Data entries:
= = = =

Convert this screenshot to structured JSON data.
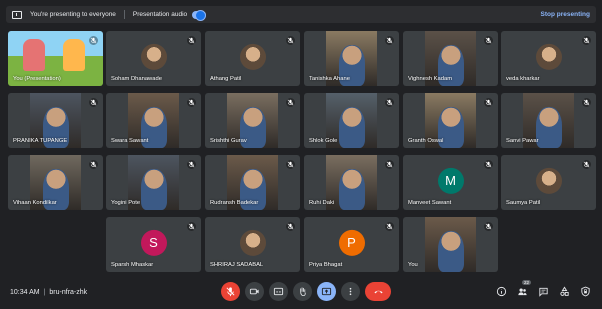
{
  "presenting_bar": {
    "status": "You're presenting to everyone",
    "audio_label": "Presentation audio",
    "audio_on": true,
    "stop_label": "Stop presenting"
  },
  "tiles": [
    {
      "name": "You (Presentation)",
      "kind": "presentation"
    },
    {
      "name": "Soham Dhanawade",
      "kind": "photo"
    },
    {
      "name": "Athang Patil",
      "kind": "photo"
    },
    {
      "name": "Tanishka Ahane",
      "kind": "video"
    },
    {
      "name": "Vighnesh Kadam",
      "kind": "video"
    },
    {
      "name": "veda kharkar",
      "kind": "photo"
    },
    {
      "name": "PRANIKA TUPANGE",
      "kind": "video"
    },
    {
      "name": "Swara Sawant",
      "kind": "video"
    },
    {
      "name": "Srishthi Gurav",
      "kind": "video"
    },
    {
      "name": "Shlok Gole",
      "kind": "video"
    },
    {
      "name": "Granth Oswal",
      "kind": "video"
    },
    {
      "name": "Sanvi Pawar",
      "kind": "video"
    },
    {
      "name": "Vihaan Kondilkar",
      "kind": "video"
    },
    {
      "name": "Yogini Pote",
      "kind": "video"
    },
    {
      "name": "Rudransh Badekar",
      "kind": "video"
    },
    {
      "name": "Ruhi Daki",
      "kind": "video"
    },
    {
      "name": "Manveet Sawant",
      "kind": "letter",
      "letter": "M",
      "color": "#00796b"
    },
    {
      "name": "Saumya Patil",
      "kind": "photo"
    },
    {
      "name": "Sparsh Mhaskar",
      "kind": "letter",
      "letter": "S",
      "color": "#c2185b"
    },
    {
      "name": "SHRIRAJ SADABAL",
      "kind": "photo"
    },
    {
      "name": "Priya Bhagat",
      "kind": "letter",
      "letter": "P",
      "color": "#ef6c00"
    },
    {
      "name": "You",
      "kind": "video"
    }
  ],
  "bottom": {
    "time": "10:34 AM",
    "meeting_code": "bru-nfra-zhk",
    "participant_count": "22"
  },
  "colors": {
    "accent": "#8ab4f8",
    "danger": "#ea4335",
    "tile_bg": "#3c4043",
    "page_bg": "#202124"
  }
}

= = = =

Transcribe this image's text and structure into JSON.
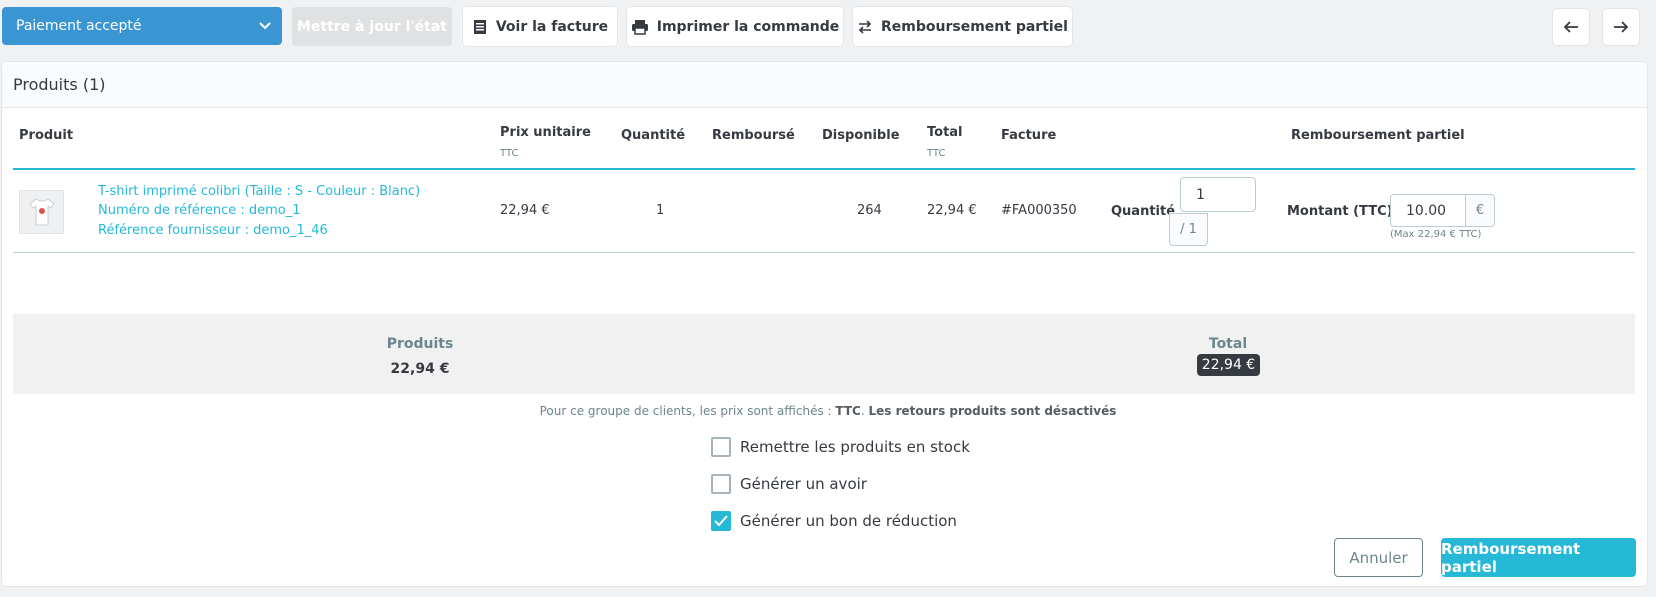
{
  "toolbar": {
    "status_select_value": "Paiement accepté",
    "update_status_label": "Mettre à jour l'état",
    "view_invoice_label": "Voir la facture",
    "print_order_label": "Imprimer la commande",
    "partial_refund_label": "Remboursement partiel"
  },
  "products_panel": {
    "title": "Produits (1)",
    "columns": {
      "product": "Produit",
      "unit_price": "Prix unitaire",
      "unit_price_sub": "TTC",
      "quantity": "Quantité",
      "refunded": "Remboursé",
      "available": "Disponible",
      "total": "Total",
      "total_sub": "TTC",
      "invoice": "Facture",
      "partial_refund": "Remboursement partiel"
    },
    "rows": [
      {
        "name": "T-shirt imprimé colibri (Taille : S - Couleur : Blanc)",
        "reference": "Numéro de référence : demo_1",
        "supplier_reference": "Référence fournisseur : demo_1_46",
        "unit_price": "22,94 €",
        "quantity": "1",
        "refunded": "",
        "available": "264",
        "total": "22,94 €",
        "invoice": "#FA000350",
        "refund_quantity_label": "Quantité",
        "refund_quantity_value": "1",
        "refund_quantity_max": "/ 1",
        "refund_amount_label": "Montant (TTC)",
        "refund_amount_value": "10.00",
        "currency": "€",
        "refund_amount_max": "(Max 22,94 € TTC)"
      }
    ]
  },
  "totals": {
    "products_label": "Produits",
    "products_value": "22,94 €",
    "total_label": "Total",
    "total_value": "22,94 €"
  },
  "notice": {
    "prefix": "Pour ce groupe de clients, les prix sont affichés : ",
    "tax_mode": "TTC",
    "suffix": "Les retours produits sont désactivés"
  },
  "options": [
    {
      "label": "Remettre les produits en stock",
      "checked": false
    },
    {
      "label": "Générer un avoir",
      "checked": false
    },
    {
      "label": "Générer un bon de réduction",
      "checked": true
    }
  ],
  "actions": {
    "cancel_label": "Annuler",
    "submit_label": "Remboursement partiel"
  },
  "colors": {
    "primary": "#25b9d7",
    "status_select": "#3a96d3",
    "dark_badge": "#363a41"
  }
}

= = = =

**Problem**: Tally up the lines holding the word "Patil" in the data above, and answer with that figure only.

**Final result**: 2